- Instructions to follow
Exact reproduction is required for all entries.

Excerpts from a figure dataset:
····················
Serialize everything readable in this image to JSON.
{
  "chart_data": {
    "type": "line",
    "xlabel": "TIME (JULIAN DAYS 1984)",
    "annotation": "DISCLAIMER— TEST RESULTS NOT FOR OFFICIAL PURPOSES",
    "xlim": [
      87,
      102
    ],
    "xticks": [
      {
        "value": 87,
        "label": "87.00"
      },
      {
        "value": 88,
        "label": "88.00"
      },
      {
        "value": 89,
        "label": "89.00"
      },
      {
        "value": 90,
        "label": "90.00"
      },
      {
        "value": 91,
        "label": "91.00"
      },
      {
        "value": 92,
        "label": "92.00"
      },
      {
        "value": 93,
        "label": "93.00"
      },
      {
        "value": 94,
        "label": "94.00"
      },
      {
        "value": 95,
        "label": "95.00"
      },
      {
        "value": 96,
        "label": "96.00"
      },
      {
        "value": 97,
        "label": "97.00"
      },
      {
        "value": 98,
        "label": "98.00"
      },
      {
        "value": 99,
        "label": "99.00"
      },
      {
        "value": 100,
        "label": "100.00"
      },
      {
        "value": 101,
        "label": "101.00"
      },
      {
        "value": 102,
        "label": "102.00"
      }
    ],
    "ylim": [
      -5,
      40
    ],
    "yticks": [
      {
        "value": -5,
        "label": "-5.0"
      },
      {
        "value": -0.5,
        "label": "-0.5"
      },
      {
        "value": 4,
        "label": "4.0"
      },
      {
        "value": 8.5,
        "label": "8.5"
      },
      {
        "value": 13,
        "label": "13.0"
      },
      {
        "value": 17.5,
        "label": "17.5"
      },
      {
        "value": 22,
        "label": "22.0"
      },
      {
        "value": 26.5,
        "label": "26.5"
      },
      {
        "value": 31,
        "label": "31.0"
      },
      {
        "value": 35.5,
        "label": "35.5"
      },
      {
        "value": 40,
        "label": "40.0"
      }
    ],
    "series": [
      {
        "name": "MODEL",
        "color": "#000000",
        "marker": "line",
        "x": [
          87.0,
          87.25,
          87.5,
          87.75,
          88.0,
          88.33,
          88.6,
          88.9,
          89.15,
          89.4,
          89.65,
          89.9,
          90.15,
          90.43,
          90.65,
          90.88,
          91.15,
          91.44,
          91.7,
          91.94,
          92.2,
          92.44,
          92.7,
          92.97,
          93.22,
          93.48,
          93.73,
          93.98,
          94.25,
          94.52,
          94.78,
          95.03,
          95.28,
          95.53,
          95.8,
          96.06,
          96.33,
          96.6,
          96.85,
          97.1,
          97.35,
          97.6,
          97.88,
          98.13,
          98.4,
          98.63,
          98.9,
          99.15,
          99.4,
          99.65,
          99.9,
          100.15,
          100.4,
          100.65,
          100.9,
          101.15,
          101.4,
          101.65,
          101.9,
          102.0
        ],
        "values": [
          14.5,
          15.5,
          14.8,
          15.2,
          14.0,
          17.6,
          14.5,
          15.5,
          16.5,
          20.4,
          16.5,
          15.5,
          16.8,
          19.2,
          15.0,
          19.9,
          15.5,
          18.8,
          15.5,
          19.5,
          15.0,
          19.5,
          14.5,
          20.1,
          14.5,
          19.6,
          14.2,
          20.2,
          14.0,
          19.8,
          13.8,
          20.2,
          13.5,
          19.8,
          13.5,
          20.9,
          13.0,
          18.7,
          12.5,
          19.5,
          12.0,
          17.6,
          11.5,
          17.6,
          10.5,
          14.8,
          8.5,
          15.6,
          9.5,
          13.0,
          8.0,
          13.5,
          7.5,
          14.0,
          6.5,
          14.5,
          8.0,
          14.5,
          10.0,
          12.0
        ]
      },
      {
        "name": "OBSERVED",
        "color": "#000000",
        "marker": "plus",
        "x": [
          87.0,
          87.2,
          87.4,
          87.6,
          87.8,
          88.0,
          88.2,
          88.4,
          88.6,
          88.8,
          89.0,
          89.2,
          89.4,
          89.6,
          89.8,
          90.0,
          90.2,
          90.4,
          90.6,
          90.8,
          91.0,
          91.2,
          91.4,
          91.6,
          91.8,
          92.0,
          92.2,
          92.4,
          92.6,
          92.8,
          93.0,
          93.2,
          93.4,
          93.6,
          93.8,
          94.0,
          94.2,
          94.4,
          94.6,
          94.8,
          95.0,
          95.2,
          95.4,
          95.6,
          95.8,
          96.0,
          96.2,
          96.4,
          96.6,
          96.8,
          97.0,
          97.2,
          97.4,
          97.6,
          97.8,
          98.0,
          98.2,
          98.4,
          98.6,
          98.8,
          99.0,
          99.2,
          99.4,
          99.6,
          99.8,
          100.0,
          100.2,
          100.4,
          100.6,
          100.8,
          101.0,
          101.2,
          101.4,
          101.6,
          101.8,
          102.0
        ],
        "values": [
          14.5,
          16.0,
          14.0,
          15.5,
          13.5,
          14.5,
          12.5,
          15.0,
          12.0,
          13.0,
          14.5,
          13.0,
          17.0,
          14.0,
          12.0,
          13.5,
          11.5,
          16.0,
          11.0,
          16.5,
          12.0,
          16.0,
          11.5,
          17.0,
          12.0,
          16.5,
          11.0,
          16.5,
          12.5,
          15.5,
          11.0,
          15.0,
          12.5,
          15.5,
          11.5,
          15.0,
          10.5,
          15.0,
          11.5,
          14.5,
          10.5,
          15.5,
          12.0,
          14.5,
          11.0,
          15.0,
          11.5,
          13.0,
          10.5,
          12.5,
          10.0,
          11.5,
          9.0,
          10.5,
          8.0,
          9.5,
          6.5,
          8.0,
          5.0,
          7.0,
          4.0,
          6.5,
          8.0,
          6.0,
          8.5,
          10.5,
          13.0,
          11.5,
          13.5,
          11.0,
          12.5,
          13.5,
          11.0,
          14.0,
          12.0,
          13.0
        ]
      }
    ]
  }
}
····················
- Response below
Serialize everything readable in this image to JSON.
{
  "chart_data": {
    "type": "line",
    "xlabel": "TIME (JULIAN DAYS 1984)",
    "annotation": "DISCLAIMER— TEST RESULTS NOT FOR OFFICIAL PURPOSES",
    "xlim": [
      87,
      102
    ],
    "xticks": [
      {
        "value": 87,
        "label": "87.00"
      },
      {
        "value": 88,
        "label": "88.00"
      },
      {
        "value": 89,
        "label": "89.00"
      },
      {
        "value": 90,
        "label": "90.00"
      },
      {
        "value": 91,
        "label": "91.00"
      },
      {
        "value": 92,
        "label": "92.00"
      },
      {
        "value": 93,
        "label": "93.00"
      },
      {
        "value": 94,
        "label": "94.00"
      },
      {
        "value": 95,
        "label": "95.00"
      },
      {
        "value": 96,
        "label": "96.00"
      },
      {
        "value": 97,
        "label": "97.00"
      },
      {
        "value": 98,
        "label": "98.00"
      },
      {
        "value": 99,
        "label": "99.00"
      },
      {
        "value": 100,
        "label": "100.00"
      },
      {
        "value": 101,
        "label": "101.00"
      },
      {
        "value": 102,
        "label": "102.00"
      }
    ],
    "ylim": [
      -5,
      40
    ],
    "yticks": [
      {
        "value": -5,
        "label": "-5.0"
      },
      {
        "value": -0.5,
        "label": "-0.5"
      },
      {
        "value": 4,
        "label": "4.0"
      },
      {
        "value": 8.5,
        "label": "8.5"
      },
      {
        "value": 13,
        "label": "13.0"
      },
      {
        "value": 17.5,
        "label": "17.5"
      },
      {
        "value": 22,
        "label": "22.0"
      },
      {
        "value": 26.5,
        "label": "26.5"
      },
      {
        "value": 31,
        "label": "31.0"
      },
      {
        "value": 35.5,
        "label": "35.5"
      },
      {
        "value": 40,
        "label": "40.0"
      }
    ],
    "series": [
      {
        "name": "MODEL",
        "color": "#000000",
        "marker": "line",
        "x": [
          87.0,
          87.25,
          87.5,
          87.75,
          88.0,
          88.33,
          88.6,
          88.9,
          89.15,
          89.4,
          89.65,
          89.9,
          90.15,
          90.43,
          90.65,
          90.88,
          91.15,
          91.44,
          91.7,
          91.94,
          92.2,
          92.44,
          92.7,
          92.97,
          93.22,
          93.48,
          93.73,
          93.98,
          94.25,
          94.52,
          94.78,
          95.03,
          95.28,
          95.53,
          95.8,
          96.06,
          96.33,
          96.6,
          96.85,
          97.1,
          97.35,
          97.6,
          97.88,
          98.13,
          98.4,
          98.63,
          98.9,
          99.15,
          99.4,
          99.65,
          99.9,
          100.15,
          100.4,
          100.65,
          100.9,
          101.15,
          101.4,
          101.65,
          101.9,
          102.0
        ],
        "values": [
          14.5,
          15.5,
          14.8,
          15.2,
          14.0,
          17.6,
          14.5,
          15.5,
          16.5,
          20.4,
          16.5,
          15.5,
          16.8,
          19.2,
          15.0,
          19.9,
          15.5,
          18.8,
          15.5,
          19.5,
          15.0,
          19.5,
          14.5,
          20.1,
          14.5,
          19.6,
          14.2,
          20.2,
          14.0,
          19.8,
          13.8,
          20.2,
          13.5,
          19.8,
          13.5,
          20.9,
          13.0,
          18.7,
          12.5,
          19.5,
          12.0,
          17.6,
          11.5,
          17.6,
          10.5,
          14.8,
          8.5,
          15.6,
          9.5,
          13.0,
          8.0,
          13.5,
          7.5,
          14.0,
          6.5,
          14.5,
          8.0,
          14.5,
          10.0,
          12.0
        ]
      },
      {
        "name": "OBSERVED",
        "color": "#000000",
        "marker": "plus",
        "x": [
          87.0,
          87.2,
          87.4,
          87.6,
          87.8,
          88.0,
          88.2,
          88.4,
          88.6,
          88.8,
          89.0,
          89.2,
          89.4,
          89.6,
          89.8,
          90.0,
          90.2,
          90.4,
          90.6,
          90.8,
          91.0,
          91.2,
          91.4,
          91.6,
          91.8,
          92.0,
          92.2,
          92.4,
          92.6,
          92.8,
          93.0,
          93.2,
          93.4,
          93.6,
          93.8,
          94.0,
          94.2,
          94.4,
          94.6,
          94.8,
          95.0,
          95.2,
          95.4,
          95.6,
          95.8,
          96.0,
          96.2,
          96.4,
          96.6,
          96.8,
          97.0,
          97.2,
          97.4,
          97.6,
          97.8,
          98.0,
          98.2,
          98.4,
          98.6,
          98.8,
          99.0,
          99.2,
          99.4,
          99.6,
          99.8,
          100.0,
          100.2,
          100.4,
          100.6,
          100.8,
          101.0,
          101.2,
          101.4,
          101.6,
          101.8,
          102.0
        ],
        "values": [
          14.5,
          16.0,
          14.0,
          15.5,
          13.5,
          14.5,
          12.5,
          15.0,
          12.0,
          13.0,
          14.5,
          13.0,
          17.0,
          14.0,
          12.0,
          13.5,
          11.5,
          16.0,
          11.0,
          16.5,
          12.0,
          16.0,
          11.5,
          17.0,
          12.0,
          16.5,
          11.0,
          16.5,
          12.5,
          15.5,
          11.0,
          15.0,
          12.5,
          15.5,
          11.5,
          15.0,
          10.5,
          15.0,
          11.5,
          14.5,
          10.5,
          15.5,
          12.0,
          14.5,
          11.0,
          15.0,
          11.5,
          13.0,
          10.5,
          12.5,
          10.0,
          11.5,
          9.0,
          10.5,
          8.0,
          9.5,
          6.5,
          8.0,
          5.0,
          7.0,
          4.0,
          6.5,
          8.0,
          6.0,
          8.5,
          10.5,
          13.0,
          11.5,
          13.5,
          11.0,
          12.5,
          13.5,
          11.0,
          14.0,
          12.0,
          13.0
        ]
      }
    ]
  }
}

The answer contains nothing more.